Material shown:
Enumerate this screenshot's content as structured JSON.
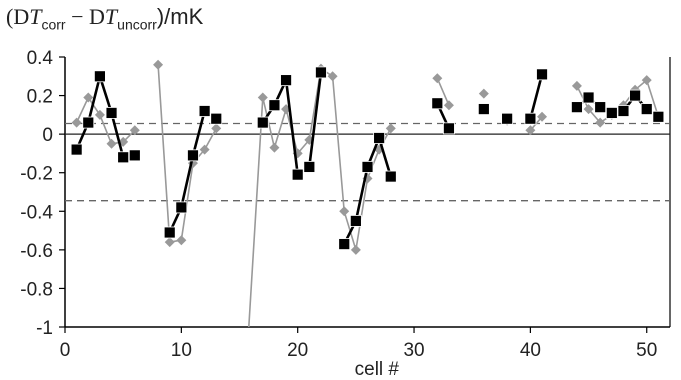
{
  "title": {
    "prefix": "(",
    "d1": "D",
    "t1": "T",
    "sub1": "corr",
    "minus": " − ",
    "d2": "D",
    "t2": "T",
    "sub2": "uncorr",
    "suffix": ")/mK"
  },
  "chart_data": {
    "type": "scatter",
    "xlabel": "cell #",
    "ylabel": "(DTcorr − DTuncorr)/mK",
    "xlim": [
      0,
      52
    ],
    "ylim": [
      -1,
      0.4
    ],
    "xticks": [
      0,
      10,
      20,
      30,
      40,
      50
    ],
    "yticks": [
      0.4,
      0.2,
      0,
      -0.2,
      -0.4,
      -0.6,
      -0.8,
      -1
    ],
    "ytick_labels": [
      "0.4",
      "0.2",
      "0",
      "-0.2",
      "-0.4",
      "-0.6",
      "-0.8",
      "-1"
    ],
    "reference_lines": [
      {
        "y": 0,
        "style": "solid"
      },
      {
        "y": 0.055,
        "style": "dashed"
      },
      {
        "y": -0.345,
        "style": "dashed"
      }
    ],
    "series": [
      {
        "marker": "square",
        "color": "#000000",
        "line": true,
        "segments": [
          [
            [
              1,
              -0.08
            ],
            [
              2,
              0.06
            ],
            [
              3,
              0.3
            ],
            [
              4,
              0.11
            ],
            [
              5,
              -0.12
            ],
            [
              6,
              -0.11
            ]
          ],
          [
            [
              9,
              -0.51
            ],
            [
              10,
              -0.38
            ],
            [
              11,
              -0.11
            ],
            [
              12,
              0.12
            ],
            [
              13,
              0.08
            ]
          ],
          [
            [
              17,
              0.06
            ],
            [
              18,
              0.15
            ],
            [
              19,
              0.28
            ],
            [
              20,
              -0.21
            ],
            [
              21,
              -0.17
            ],
            [
              22,
              0.32
            ]
          ],
          [
            [
              24,
              -0.57
            ],
            [
              25,
              -0.45
            ],
            [
              26,
              -0.17
            ],
            [
              27,
              -0.02
            ],
            [
              28,
              -0.22
            ]
          ],
          [
            [
              32,
              0.16
            ],
            [
              33,
              0.03
            ]
          ],
          [
            [
              36,
              0.13
            ]
          ],
          [
            [
              38,
              0.08
            ]
          ],
          [
            [
              40,
              0.08
            ],
            [
              41,
              0.31
            ]
          ],
          [
            [
              44,
              0.14
            ],
            [
              45,
              0.19
            ],
            [
              46,
              0.14
            ],
            [
              47,
              0.11
            ],
            [
              48,
              0.12
            ],
            [
              49,
              0.2
            ],
            [
              50,
              0.13
            ],
            [
              51,
              0.09
            ]
          ]
        ]
      },
      {
        "marker": "diamond",
        "color": "#999999",
        "line": true,
        "segments": [
          [
            [
              1,
              0.06
            ],
            [
              2,
              0.19
            ],
            [
              3,
              0.1
            ],
            [
              4,
              -0.05
            ],
            [
              5,
              -0.04
            ],
            [
              6,
              0.02
            ]
          ],
          [
            [
              8,
              0.36
            ],
            [
              9,
              -0.56
            ],
            [
              10,
              -0.55
            ],
            [
              11,
              -0.15
            ],
            [
              12,
              -0.08
            ],
            [
              13,
              0.03
            ]
          ],
          [
            [
              15.8,
              -1.0
            ],
            [
              17,
              0.19
            ],
            [
              18,
              -0.07
            ],
            [
              19,
              0.13
            ],
            [
              20,
              -0.1
            ],
            [
              21,
              -0.03
            ],
            [
              22,
              0.34
            ],
            [
              23,
              0.3
            ],
            [
              24,
              -0.4
            ],
            [
              25,
              -0.6
            ],
            [
              26,
              -0.23
            ],
            [
              27,
              -0.08
            ],
            [
              28,
              0.03
            ]
          ],
          [
            [
              32,
              0.29
            ],
            [
              33,
              0.15
            ]
          ],
          [
            [
              36,
              0.21
            ]
          ],
          [
            [
              38,
              0.07
            ]
          ],
          [
            [
              40,
              0.02
            ],
            [
              41,
              0.09
            ]
          ],
          [
            [
              44,
              0.25
            ],
            [
              45,
              0.13
            ],
            [
              46,
              0.06
            ],
            [
              47,
              0.1
            ],
            [
              48,
              0.15
            ],
            [
              49,
              0.23
            ],
            [
              50,
              0.28
            ],
            [
              51,
              0.09
            ]
          ]
        ]
      }
    ]
  }
}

Written task: Give an exact reproduction of every line, leaving out any picture.

Written solution:
Enumerate this screenshot's content as structured JSON.
{
  "title": {
    "prefix": "(",
    "d1": "D",
    "t1": "T",
    "sub1": "corr",
    "minus": " − ",
    "d2": "D",
    "t2": "T",
    "sub2": "uncorr",
    "suffix": ")/mK"
  },
  "chart_data": {
    "type": "scatter",
    "xlabel": "cell #",
    "ylabel": "(DTcorr − DTuncorr)/mK",
    "xlim": [
      0,
      52
    ],
    "ylim": [
      -1,
      0.4
    ],
    "xticks": [
      0,
      10,
      20,
      30,
      40,
      50
    ],
    "yticks": [
      0.4,
      0.2,
      0,
      -0.2,
      -0.4,
      -0.6,
      -0.8,
      -1
    ],
    "ytick_labels": [
      "0.4",
      "0.2",
      "0",
      "-0.2",
      "-0.4",
      "-0.6",
      "-0.8",
      "-1"
    ],
    "reference_lines": [
      {
        "y": 0,
        "style": "solid"
      },
      {
        "y": 0.055,
        "style": "dashed"
      },
      {
        "y": -0.345,
        "style": "dashed"
      }
    ],
    "series": [
      {
        "marker": "square",
        "color": "#000000",
        "line": true,
        "segments": [
          [
            [
              1,
              -0.08
            ],
            [
              2,
              0.06
            ],
            [
              3,
              0.3
            ],
            [
              4,
              0.11
            ],
            [
              5,
              -0.12
            ],
            [
              6,
              -0.11
            ]
          ],
          [
            [
              9,
              -0.51
            ],
            [
              10,
              -0.38
            ],
            [
              11,
              -0.11
            ],
            [
              12,
              0.12
            ],
            [
              13,
              0.08
            ]
          ],
          [
            [
              17,
              0.06
            ],
            [
              18,
              0.15
            ],
            [
              19,
              0.28
            ],
            [
              20,
              -0.21
            ],
            [
              21,
              -0.17
            ],
            [
              22,
              0.32
            ]
          ],
          [
            [
              24,
              -0.57
            ],
            [
              25,
              -0.45
            ],
            [
              26,
              -0.17
            ],
            [
              27,
              -0.02
            ],
            [
              28,
              -0.22
            ]
          ],
          [
            [
              32,
              0.16
            ],
            [
              33,
              0.03
            ]
          ],
          [
            [
              36,
              0.13
            ]
          ],
          [
            [
              38,
              0.08
            ]
          ],
          [
            [
              40,
              0.08
            ],
            [
              41,
              0.31
            ]
          ],
          [
            [
              44,
              0.14
            ],
            [
              45,
              0.19
            ],
            [
              46,
              0.14
            ],
            [
              47,
              0.11
            ],
            [
              48,
              0.12
            ],
            [
              49,
              0.2
            ],
            [
              50,
              0.13
            ],
            [
              51,
              0.09
            ]
          ]
        ]
      },
      {
        "marker": "diamond",
        "color": "#999999",
        "line": true,
        "segments": [
          [
            [
              1,
              0.06
            ],
            [
              2,
              0.19
            ],
            [
              3,
              0.1
            ],
            [
              4,
              -0.05
            ],
            [
              5,
              -0.04
            ],
            [
              6,
              0.02
            ]
          ],
          [
            [
              8,
              0.36
            ],
            [
              9,
              -0.56
            ],
            [
              10,
              -0.55
            ],
            [
              11,
              -0.15
            ],
            [
              12,
              -0.08
            ],
            [
              13,
              0.03
            ]
          ],
          [
            [
              15.8,
              -1.0
            ],
            [
              17,
              0.19
            ],
            [
              18,
              -0.07
            ],
            [
              19,
              0.13
            ],
            [
              20,
              -0.1
            ],
            [
              21,
              -0.03
            ],
            [
              22,
              0.34
            ],
            [
              23,
              0.3
            ],
            [
              24,
              -0.4
            ],
            [
              25,
              -0.6
            ],
            [
              26,
              -0.23
            ],
            [
              27,
              -0.08
            ],
            [
              28,
              0.03
            ]
          ],
          [
            [
              32,
              0.29
            ],
            [
              33,
              0.15
            ]
          ],
          [
            [
              36,
              0.21
            ]
          ],
          [
            [
              38,
              0.07
            ]
          ],
          [
            [
              40,
              0.02
            ],
            [
              41,
              0.09
            ]
          ],
          [
            [
              44,
              0.25
            ],
            [
              45,
              0.13
            ],
            [
              46,
              0.06
            ],
            [
              47,
              0.1
            ],
            [
              48,
              0.15
            ],
            [
              49,
              0.23
            ],
            [
              50,
              0.28
            ],
            [
              51,
              0.09
            ]
          ]
        ]
      }
    ]
  }
}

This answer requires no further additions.